> _Exercise_:
Leaving out the pictures, copy each record below exactly.

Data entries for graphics

====

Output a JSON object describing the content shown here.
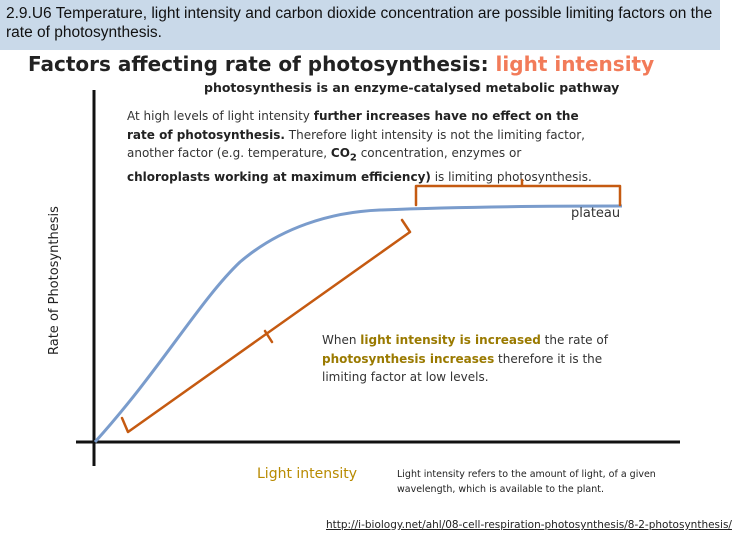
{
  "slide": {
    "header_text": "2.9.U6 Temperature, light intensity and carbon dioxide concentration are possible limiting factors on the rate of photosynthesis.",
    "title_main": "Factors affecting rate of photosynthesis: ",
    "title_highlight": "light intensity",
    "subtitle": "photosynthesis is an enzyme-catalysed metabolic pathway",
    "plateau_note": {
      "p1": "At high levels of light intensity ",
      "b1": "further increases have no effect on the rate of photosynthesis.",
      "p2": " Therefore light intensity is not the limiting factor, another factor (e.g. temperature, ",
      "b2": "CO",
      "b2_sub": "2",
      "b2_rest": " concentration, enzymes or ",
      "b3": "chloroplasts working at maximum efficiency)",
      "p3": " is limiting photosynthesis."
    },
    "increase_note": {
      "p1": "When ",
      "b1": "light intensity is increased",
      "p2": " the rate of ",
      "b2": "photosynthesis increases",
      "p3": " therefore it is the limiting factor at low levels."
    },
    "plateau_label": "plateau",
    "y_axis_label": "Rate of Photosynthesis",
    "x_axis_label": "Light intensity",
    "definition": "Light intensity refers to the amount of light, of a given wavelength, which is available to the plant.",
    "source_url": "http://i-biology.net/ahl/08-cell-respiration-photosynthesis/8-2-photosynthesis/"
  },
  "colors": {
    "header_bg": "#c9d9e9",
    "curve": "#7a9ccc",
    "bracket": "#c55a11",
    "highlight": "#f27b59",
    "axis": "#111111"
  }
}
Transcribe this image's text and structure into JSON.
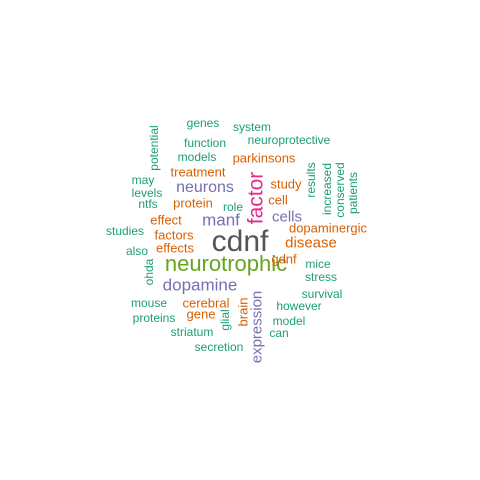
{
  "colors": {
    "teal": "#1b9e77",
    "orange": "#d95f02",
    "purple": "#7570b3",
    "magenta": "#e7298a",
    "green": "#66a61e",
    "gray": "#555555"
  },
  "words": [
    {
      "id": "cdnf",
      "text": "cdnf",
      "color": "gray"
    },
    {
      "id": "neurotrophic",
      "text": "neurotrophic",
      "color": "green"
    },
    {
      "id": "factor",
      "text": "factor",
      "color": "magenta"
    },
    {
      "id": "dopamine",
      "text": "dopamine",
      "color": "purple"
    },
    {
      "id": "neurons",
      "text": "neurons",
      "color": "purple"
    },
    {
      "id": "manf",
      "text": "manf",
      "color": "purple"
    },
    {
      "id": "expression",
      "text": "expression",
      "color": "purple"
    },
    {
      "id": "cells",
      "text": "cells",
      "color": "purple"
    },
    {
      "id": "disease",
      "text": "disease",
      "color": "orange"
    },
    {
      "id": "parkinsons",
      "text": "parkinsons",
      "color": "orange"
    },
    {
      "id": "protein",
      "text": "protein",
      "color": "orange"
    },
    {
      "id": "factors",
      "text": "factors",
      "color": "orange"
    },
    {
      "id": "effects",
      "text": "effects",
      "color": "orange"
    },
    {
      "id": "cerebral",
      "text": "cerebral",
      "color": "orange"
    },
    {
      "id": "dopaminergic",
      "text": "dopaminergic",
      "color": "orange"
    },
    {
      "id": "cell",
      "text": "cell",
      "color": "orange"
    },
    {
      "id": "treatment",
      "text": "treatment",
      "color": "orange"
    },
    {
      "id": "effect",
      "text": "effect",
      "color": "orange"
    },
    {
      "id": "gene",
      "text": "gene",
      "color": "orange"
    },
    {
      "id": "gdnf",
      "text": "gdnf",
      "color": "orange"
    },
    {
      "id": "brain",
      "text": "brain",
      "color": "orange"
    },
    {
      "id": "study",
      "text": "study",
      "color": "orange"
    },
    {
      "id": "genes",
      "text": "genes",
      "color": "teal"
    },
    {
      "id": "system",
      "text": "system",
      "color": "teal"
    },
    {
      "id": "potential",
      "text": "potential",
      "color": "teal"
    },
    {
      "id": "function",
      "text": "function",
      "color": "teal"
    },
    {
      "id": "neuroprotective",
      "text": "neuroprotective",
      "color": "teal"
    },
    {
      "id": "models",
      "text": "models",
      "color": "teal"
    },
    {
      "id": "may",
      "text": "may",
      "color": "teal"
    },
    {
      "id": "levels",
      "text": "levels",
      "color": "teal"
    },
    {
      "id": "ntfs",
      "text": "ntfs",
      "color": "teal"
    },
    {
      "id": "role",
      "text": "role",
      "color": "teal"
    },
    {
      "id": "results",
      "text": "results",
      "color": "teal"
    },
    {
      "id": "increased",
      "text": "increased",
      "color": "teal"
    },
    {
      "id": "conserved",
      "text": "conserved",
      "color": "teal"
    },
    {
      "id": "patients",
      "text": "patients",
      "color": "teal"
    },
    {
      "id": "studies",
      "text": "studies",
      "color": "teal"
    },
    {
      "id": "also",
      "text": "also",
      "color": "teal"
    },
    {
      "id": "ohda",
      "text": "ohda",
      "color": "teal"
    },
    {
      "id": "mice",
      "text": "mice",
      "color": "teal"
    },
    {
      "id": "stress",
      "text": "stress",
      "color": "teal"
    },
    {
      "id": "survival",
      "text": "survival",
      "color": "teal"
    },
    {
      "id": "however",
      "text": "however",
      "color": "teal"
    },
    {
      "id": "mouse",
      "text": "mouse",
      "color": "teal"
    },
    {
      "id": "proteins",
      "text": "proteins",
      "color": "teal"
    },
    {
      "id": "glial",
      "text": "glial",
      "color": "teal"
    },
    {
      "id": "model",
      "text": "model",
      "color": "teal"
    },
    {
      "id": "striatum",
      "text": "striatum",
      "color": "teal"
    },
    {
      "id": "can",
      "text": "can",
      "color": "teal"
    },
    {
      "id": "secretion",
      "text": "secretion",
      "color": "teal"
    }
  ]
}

====

> _Output of the task_:
Output a JSON object describing the content shown here.
{
  "slide": {
    "header_text": "2.9.U6 Temperature, light intensity and carbon dioxide concentration are possible limiting factors on the rate of photosynthesis.",
    "title_main": "Factors affecting rate of photosynthesis: ",
    "title_highlight": "light intensity",
    "subtitle": "photosynthesis is an enzyme-catalysed metabolic pathway",
    "plateau_note": {
      "p1": "At high levels of light intensity ",
      "b1": "further increases have no effect on the rate of photosynthesis.",
      "p2": " Therefore light intensity is not the limiting factor, another factor (e.g. temperature, ",
      "b2": "CO",
      "b2_sub": "2",
      "b2_rest": " concentration, enzymes or ",
      "b3": "chloroplasts working at maximum efficiency)",
      "p3": " is limiting photosynthesis."
    },
    "increase_note": {
      "p1": "When ",
      "b1": "light intensity is increased",
      "p2": " the rate of ",
      "b2": "photosynthesis increases",
      "p3": " therefore it is the limiting factor at low levels."
    },
    "plateau_label": "plateau",
    "y_axis_label": "Rate of Photosynthesis",
    "x_axis_label": "Light intensity",
    "definition": "Light intensity refers to the amount of light, of a given wavelength, which is available to the plant.",
    "source_url": "http://i-biology.net/ahl/08-cell-respiration-photosynthesis/8-2-photosynthesis/"
  },
  "colors": {
    "header_bg": "#c9d9e9",
    "curve": "#7a9ccc",
    "bracket": "#c55a11",
    "highlight": "#f27b59",
    "axis": "#111111"
  }
}
Transcribe this image's text and structure into JSON.
{
  "colors": {
    "teal": "#1b9e77",
    "orange": "#d95f02",
    "purple": "#7570b3",
    "magenta": "#e7298a",
    "green": "#66a61e",
    "gray": "#555555"
  },
  "words": [
    {
      "id": "cdnf",
      "text": "cdnf",
      "color": "gray"
    },
    {
      "id": "neurotrophic",
      "text": "neurotrophic",
      "color": "green"
    },
    {
      "id": "factor",
      "text": "factor",
      "color": "magenta"
    },
    {
      "id": "dopamine",
      "text": "dopamine",
      "color": "purple"
    },
    {
      "id": "neurons",
      "text": "neurons",
      "color": "purple"
    },
    {
      "id": "manf",
      "text": "manf",
      "color": "purple"
    },
    {
      "id": "expression",
      "text": "expression",
      "color": "purple"
    },
    {
      "id": "cells",
      "text": "cells",
      "color": "purple"
    },
    {
      "id": "disease",
      "text": "disease",
      "color": "orange"
    },
    {
      "id": "parkinsons",
      "text": "parkinsons",
      "color": "orange"
    },
    {
      "id": "protein",
      "text": "protein",
      "color": "orange"
    },
    {
      "id": "factors",
      "text": "factors",
      "color": "orange"
    },
    {
      "id": "effects",
      "text": "effects",
      "color": "orange"
    },
    {
      "id": "cerebral",
      "text": "cerebral",
      "color": "orange"
    },
    {
      "id": "dopaminergic",
      "text": "dopaminergic",
      "color": "orange"
    },
    {
      "id": "cell",
      "text": "cell",
      "color": "orange"
    },
    {
      "id": "treatment",
      "text": "treatment",
      "color": "orange"
    },
    {
      "id": "effect",
      "text": "effect",
      "color": "orange"
    },
    {
      "id": "gene",
      "text": "gene",
      "color": "orange"
    },
    {
      "id": "gdnf",
      "text": "gdnf",
      "color": "orange"
    },
    {
      "id": "brain",
      "text": "brain",
      "color": "orange"
    },
    {
      "id": "study",
      "text": "study",
      "color": "orange"
    },
    {
      "id": "genes",
      "text": "genes",
      "color": "teal"
    },
    {
      "id": "system",
      "text": "system",
      "color": "teal"
    },
    {
      "id": "potential",
      "text": "potential",
      "color": "teal"
    },
    {
      "id": "function",
      "text": "function",
      "color": "teal"
    },
    {
      "id": "neuroprotective",
      "text": "neuroprotective",
      "color": "teal"
    },
    {
      "id": "models",
      "text": "models",
      "color": "teal"
    },
    {
      "id": "may",
      "text": "may",
      "color": "teal"
    },
    {
      "id": "levels",
      "text": "levels",
      "color": "teal"
    },
    {
      "id": "ntfs",
      "text": "ntfs",
      "color": "teal"
    },
    {
      "id": "role",
      "text": "role",
      "color": "teal"
    },
    {
      "id": "results",
      "text": "results",
      "color": "teal"
    },
    {
      "id": "increased",
      "text": "increased",
      "color": "teal"
    },
    {
      "id": "conserved",
      "text": "conserved",
      "color": "teal"
    },
    {
      "id": "patients",
      "text": "patients",
      "color": "teal"
    },
    {
      "id": "studies",
      "text": "studies",
      "color": "teal"
    },
    {
      "id": "also",
      "text": "also",
      "color": "teal"
    },
    {
      "id": "ohda",
      "text": "ohda",
      "color": "teal"
    },
    {
      "id": "mice",
      "text": "mice",
      "color": "teal"
    },
    {
      "id": "stress",
      "text": "stress",
      "color": "teal"
    },
    {
      "id": "survival",
      "text": "survival",
      "color": "teal"
    },
    {
      "id": "however",
      "text": "however",
      "color": "teal"
    },
    {
      "id": "mouse",
      "text": "mouse",
      "color": "teal"
    },
    {
      "id": "proteins",
      "text": "proteins",
      "color": "teal"
    },
    {
      "id": "glial",
      "text": "glial",
      "color": "teal"
    },
    {
      "id": "model",
      "text": "model",
      "color": "teal"
    },
    {
      "id": "striatum",
      "text": "striatum",
      "color": "teal"
    },
    {
      "id": "can",
      "text": "can",
      "color": "teal"
    },
    {
      "id": "secretion",
      "text": "secretion",
      "color": "teal"
    }
  ]
}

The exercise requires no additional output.